▸ **Written problem**:
Return the number of lines holding "document", with nothing added.
* BEGIN Data entries *
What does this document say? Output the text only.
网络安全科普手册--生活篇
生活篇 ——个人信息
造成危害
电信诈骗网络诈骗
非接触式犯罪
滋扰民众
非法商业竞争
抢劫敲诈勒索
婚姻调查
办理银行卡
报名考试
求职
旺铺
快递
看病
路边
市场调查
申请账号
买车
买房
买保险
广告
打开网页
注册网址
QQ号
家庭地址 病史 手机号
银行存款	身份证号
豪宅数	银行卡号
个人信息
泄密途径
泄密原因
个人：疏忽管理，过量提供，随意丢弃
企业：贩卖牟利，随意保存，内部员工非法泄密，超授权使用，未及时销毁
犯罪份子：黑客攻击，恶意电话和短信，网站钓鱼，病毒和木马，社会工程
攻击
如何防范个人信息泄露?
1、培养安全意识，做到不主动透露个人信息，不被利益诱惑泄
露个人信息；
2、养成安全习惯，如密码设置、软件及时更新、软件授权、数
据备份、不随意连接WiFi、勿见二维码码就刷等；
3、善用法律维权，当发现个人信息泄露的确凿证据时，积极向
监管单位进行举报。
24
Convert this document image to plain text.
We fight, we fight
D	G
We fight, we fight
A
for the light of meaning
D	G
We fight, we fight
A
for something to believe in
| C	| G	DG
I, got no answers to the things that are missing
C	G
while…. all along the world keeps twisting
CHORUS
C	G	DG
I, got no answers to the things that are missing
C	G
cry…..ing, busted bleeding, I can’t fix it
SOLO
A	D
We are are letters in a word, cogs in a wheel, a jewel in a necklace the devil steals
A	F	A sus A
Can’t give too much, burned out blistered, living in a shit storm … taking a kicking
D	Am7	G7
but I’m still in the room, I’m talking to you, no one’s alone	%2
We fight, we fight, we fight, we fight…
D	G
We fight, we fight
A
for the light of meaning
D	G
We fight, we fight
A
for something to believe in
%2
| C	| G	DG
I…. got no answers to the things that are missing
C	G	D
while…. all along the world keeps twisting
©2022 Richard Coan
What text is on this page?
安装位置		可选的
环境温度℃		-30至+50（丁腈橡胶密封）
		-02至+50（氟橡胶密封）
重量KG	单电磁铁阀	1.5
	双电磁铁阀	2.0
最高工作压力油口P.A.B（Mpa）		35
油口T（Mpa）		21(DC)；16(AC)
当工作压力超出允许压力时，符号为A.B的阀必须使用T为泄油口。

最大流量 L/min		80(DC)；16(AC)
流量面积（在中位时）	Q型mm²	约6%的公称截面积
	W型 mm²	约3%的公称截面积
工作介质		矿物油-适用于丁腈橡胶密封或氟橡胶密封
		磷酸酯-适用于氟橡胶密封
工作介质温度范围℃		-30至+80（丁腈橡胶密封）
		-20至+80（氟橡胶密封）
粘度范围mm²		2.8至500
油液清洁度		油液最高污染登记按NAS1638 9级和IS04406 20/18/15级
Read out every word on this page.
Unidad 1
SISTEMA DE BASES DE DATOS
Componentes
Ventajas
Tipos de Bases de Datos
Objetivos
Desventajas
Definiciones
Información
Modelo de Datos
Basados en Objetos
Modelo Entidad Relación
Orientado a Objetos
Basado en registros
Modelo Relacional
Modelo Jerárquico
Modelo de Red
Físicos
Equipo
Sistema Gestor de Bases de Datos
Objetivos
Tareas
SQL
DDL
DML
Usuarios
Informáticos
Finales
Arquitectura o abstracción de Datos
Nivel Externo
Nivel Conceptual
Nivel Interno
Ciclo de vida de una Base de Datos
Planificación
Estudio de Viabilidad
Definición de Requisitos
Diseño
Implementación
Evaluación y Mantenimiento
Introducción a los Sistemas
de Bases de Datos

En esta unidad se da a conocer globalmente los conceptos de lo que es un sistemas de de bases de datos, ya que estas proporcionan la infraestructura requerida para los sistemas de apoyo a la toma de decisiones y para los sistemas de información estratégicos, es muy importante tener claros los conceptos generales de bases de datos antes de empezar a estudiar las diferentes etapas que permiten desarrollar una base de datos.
* END Data entries *
▸ **Solution to this problem**:
2